_DIRECTIVE_: Make an exact copy of the lines below.
start
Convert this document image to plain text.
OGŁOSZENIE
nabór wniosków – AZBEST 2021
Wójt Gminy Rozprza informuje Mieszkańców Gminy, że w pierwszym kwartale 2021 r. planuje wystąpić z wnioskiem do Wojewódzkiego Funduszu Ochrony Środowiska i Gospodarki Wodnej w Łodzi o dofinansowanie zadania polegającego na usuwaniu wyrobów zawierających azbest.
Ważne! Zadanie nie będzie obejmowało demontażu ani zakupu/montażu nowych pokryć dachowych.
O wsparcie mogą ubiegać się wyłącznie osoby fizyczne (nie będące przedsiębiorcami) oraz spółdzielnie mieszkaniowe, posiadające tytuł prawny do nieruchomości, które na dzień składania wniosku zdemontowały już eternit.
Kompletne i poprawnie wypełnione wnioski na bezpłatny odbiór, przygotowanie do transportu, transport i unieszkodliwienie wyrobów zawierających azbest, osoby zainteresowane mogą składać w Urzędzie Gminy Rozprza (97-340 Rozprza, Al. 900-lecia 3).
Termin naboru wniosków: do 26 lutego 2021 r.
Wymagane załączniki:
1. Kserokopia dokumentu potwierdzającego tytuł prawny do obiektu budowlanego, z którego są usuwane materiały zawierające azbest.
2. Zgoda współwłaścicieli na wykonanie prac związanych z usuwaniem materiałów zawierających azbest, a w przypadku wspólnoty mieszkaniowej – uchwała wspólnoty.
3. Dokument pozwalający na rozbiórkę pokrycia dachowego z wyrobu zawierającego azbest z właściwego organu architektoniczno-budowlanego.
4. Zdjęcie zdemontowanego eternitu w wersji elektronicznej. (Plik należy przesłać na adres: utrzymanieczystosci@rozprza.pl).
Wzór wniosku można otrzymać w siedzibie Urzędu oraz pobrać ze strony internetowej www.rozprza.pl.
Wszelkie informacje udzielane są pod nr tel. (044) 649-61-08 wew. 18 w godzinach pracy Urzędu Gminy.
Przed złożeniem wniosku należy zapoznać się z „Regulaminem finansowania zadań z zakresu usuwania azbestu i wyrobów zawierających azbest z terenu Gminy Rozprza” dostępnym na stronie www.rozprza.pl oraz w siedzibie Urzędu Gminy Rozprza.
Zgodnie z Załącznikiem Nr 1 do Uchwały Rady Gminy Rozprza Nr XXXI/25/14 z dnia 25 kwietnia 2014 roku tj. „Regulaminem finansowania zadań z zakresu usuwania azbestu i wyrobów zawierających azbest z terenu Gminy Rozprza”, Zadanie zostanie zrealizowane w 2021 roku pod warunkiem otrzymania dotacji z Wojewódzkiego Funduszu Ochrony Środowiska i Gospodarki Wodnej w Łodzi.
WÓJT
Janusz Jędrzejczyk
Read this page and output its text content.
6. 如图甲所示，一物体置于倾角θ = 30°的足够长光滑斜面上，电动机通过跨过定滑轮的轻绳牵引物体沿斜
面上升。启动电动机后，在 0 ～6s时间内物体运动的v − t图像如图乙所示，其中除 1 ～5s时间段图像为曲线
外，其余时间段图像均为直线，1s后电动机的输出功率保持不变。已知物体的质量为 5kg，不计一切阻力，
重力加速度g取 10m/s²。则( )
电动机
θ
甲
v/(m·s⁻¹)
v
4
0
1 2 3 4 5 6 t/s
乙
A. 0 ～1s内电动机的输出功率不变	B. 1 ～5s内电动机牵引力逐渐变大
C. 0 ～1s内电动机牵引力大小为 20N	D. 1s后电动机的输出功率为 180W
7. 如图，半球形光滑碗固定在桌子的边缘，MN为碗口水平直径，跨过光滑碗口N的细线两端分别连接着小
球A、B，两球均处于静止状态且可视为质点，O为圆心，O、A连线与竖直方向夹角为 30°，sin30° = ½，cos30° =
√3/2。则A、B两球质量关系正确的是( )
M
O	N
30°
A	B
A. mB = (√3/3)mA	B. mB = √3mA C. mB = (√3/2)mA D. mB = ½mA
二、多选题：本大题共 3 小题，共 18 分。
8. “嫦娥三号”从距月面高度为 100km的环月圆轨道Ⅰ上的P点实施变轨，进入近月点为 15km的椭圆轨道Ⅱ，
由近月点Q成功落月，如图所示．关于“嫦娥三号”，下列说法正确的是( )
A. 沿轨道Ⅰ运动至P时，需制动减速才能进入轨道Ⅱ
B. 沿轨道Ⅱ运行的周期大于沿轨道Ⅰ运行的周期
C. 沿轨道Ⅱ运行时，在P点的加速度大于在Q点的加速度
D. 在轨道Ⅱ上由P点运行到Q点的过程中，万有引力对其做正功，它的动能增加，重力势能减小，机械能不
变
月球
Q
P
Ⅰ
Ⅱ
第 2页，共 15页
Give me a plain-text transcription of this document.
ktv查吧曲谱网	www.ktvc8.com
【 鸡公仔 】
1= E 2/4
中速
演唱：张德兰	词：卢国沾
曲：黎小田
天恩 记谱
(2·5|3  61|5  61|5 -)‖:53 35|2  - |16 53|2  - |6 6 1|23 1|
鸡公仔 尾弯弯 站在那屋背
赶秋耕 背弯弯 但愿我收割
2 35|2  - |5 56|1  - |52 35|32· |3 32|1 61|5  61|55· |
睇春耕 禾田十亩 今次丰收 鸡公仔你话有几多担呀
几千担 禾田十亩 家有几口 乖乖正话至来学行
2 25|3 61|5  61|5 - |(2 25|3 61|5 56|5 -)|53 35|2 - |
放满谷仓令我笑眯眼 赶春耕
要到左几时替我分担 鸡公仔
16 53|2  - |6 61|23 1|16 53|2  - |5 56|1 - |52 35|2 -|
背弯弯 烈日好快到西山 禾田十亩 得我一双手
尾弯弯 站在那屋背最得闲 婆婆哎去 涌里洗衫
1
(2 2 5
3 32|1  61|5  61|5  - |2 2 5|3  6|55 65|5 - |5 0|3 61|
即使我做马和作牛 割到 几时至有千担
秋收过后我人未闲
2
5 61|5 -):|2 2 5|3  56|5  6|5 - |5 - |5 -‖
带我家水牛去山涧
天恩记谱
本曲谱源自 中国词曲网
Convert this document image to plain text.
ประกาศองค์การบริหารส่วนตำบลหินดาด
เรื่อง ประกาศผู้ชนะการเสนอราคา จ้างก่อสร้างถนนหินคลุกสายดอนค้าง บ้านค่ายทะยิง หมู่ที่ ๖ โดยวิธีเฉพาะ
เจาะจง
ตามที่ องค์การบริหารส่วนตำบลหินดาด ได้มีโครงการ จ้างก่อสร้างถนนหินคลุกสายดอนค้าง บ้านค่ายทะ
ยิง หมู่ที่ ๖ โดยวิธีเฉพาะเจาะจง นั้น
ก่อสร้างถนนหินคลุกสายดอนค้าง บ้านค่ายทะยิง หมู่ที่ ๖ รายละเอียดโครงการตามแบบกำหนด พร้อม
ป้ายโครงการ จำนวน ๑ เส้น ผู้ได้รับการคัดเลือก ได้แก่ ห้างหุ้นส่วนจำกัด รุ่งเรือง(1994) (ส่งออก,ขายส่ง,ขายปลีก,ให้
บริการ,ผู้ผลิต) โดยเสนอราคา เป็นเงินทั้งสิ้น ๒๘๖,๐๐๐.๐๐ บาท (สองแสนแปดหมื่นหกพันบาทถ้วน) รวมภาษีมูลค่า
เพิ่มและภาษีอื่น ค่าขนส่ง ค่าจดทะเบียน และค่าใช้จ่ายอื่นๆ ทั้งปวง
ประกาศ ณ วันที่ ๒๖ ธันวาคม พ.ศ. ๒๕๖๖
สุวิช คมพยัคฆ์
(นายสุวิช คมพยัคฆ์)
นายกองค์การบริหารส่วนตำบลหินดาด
end
_SOLUTION BELOW_:
Convert this document image to plain text.
OGŁOSZENIE
nabór wniosków – AZBEST 2021
Wójt Gminy Rozprza informuje Mieszkańców Gminy, że w pierwszym kwartale 2021 r. planuje wystąpić z wnioskiem do Wojewódzkiego Funduszu Ochrony Środowiska i Gospodarki Wodnej w Łodzi o dofinansowanie zadania polegającego na usuwaniu wyrobów zawierających azbest.
Ważne! Zadanie nie będzie obejmowało demontażu ani zakupu/montażu nowych pokryć dachowych.
O wsparcie mogą ubiegać się wyłącznie osoby fizyczne (nie będące przedsiębiorcami) oraz spółdzielnie mieszkaniowe, posiadające tytuł prawny do nieruchomości, które na dzień składania wniosku zdemontowały już eternit.
Kompletne i poprawnie wypełnione wnioski na bezpłatny odbiór, przygotowanie do transportu, transport i unieszkodliwienie wyrobów zawierających azbest, osoby zainteresowane mogą składać w Urzędzie Gminy Rozprza (97-340 Rozprza, Al. 900-lecia 3).
Termin naboru wniosków: do 26 lutego 2021 r.
Wymagane załączniki:
1. Kserokopia dokumentu potwierdzającego tytuł prawny do obiektu budowlanego, z którego są usuwane materiały zawierające azbest.
2. Zgoda współwłaścicieli na wykonanie prac związanych z usuwaniem materiałów zawierających azbest, a w przypadku wspólnoty mieszkaniowej – uchwała wspólnoty.
3. Dokument pozwalający na rozbiórkę pokrycia dachowego z wyrobu zawierającego azbest z właściwego organu architektoniczno-budowlanego.
4. Zdjęcie zdemontowanego eternitu w wersji elektronicznej. (Plik należy przesłać na adres: utrzymanieczystosci@rozprza.pl).
Wzór wniosku można otrzymać w siedzibie Urzędu oraz pobrać ze strony internetowej www.rozprza.pl.
Wszelkie informacje udzielane są pod nr tel. (044) 649-61-08 wew. 18 w godzinach pracy Urzędu Gminy.
Przed złożeniem wniosku należy zapoznać się z „Regulaminem finansowania zadań z zakresu usuwania azbestu i wyrobów zawierających azbest z terenu Gminy Rozprza” dostępnym na stronie www.rozprza.pl oraz w siedzibie Urzędu Gminy Rozprza.
Zgodnie z Załącznikiem Nr 1 do Uchwały Rady Gminy Rozprza Nr XXXI/25/14 z dnia 25 kwietnia 2014 roku tj. „Regulaminem finansowania zadań z zakresu usuwania azbestu i wyrobów zawierających azbest z terenu Gminy Rozprza”, Zadanie zostanie zrealizowane w 2021 roku pod warunkiem otrzymania dotacji z Wojewódzkiego Funduszu Ochrony Środowiska i Gospodarki Wodnej w Łodzi.
WÓJT
Janusz Jędrzejczyk
Read this page and output its text content.
6. 如图甲所示，一物体置于倾角θ = 30°的足够长光滑斜面上，电动机通过跨过定滑轮的轻绳牵引物体沿斜
面上升。启动电动机后，在 0 ～6s时间内物体运动的v − t图像如图乙所示，其中除 1 ～5s时间段图像为曲线
外，其余时间段图像均为直线，1s后电动机的输出功率保持不变。已知物体的质量为 5kg，不计一切阻力，
重力加速度g取 10m/s²。则( )
电动机
θ
甲
v/(m·s⁻¹)
v
4
0
1 2 3 4 5 6 t/s
乙
A. 0 ～1s内电动机的输出功率不变	B. 1 ～5s内电动机牵引力逐渐变大
C. 0 ～1s内电动机牵引力大小为 20N	D. 1s后电动机的输出功率为 180W
7. 如图，半球形光滑碗固定在桌子的边缘，MN为碗口水平直径，跨过光滑碗口N的细线两端分别连接着小
球A、B，两球均处于静止状态且可视为质点，O为圆心，O、A连线与竖直方向夹角为 30°，sin30° = ½，cos30° =
√3/2。则A、B两球质量关系正确的是( )
M
O	N
30°
A	B
A. mB = (√3/3)mA	B. mB = √3mA C. mB = (√3/2)mA D. mB = ½mA
二、多选题：本大题共 3 小题，共 18 分。
8. “嫦娥三号”从距月面高度为 100km的环月圆轨道Ⅰ上的P点实施变轨，进入近月点为 15km的椭圆轨道Ⅱ，
由近月点Q成功落月，如图所示．关于“嫦娥三号”，下列说法正确的是( )
A. 沿轨道Ⅰ运动至P时，需制动减速才能进入轨道Ⅱ
B. 沿轨道Ⅱ运行的周期大于沿轨道Ⅰ运行的周期
C. 沿轨道Ⅱ运行时，在P点的加速度大于在Q点的加速度
D. 在轨道Ⅱ上由P点运行到Q点的过程中，万有引力对其做正功，它的动能增加，重力势能减小，机械能不
变
月球
Q
P
Ⅰ
Ⅱ
第 2页，共 15页
Give me a plain-text transcription of this document.
ktv查吧曲谱网	www.ktvc8.com
【 鸡公仔 】
1= E 2/4
中速
演唱：张德兰	词：卢国沾
曲：黎小田
天恩 记谱
(2·5|3  61|5  61|5 -)‖:53 35|2  - |16 53|2  - |6 6 1|23 1|
鸡公仔 尾弯弯 站在那屋背
赶秋耕 背弯弯 但愿我收割
2 35|2  - |5 56|1  - |52 35|32· |3 32|1 61|5  61|55· |
睇春耕 禾田十亩 今次丰收 鸡公仔你话有几多担呀
几千担 禾田十亩 家有几口 乖乖正话至来学行
2 25|3 61|5  61|5 - |(2 25|3 61|5 56|5 -)|53 35|2 - |
放满谷仓令我笑眯眼 赶春耕
要到左几时替我分担 鸡公仔
16 53|2  - |6 61|23 1|16 53|2  - |5 56|1 - |52 35|2 -|
背弯弯 烈日好快到西山 禾田十亩 得我一双手
尾弯弯 站在那屋背最得闲 婆婆哎去 涌里洗衫
1
(2 2 5
3 32|1  61|5  61|5  - |2 2 5|3  6|55 65|5 - |5 0|3 61|
即使我做马和作牛 割到 几时至有千担
秋收过后我人未闲
2
5 61|5 -):|2 2 5|3  56|5  6|5 - |5 - |5 -‖
带我家水牛去山涧
天恩记谱
本曲谱源自 中国词曲网
Convert this document image to plain text.
ประกาศองค์การบริหารส่วนตำบลหินดาด
เรื่อง ประกาศผู้ชนะการเสนอราคา จ้างก่อสร้างถนนหินคลุกสายดอนค้าง บ้านค่ายทะยิง หมู่ที่ ๖ โดยวิธีเฉพาะ
เจาะจง
ตามที่ องค์การบริหารส่วนตำบลหินดาด ได้มีโครงการ จ้างก่อสร้างถนนหินคลุกสายดอนค้าง บ้านค่ายทะ
ยิง หมู่ที่ ๖ โดยวิธีเฉพาะเจาะจง นั้น
ก่อสร้างถนนหินคลุกสายดอนค้าง บ้านค่ายทะยิง หมู่ที่ ๖ รายละเอียดโครงการตามแบบกำหนด พร้อม
ป้ายโครงการ จำนวน ๑ เส้น ผู้ได้รับการคัดเลือก ได้แก่ ห้างหุ้นส่วนจำกัด รุ่งเรือง(1994) (ส่งออก,ขายส่ง,ขายปลีก,ให้
บริการ,ผู้ผลิต) โดยเสนอราคา เป็นเงินทั้งสิ้น ๒๘๖,๐๐๐.๐๐ บาท (สองแสนแปดหมื่นหกพันบาทถ้วน) รวมภาษีมูลค่า
เพิ่มและภาษีอื่น ค่าขนส่ง ค่าจดทะเบียน และค่าใช้จ่ายอื่นๆ ทั้งปวง
ประกาศ ณ วันที่ ๒๖ ธันวาคม พ.ศ. ๒๕๖๖
สุวิช คมพยัคฆ์
(นายสุวิช คมพยัคฆ์)
นายกองค์การบริหารส่วนตำบลหินดาด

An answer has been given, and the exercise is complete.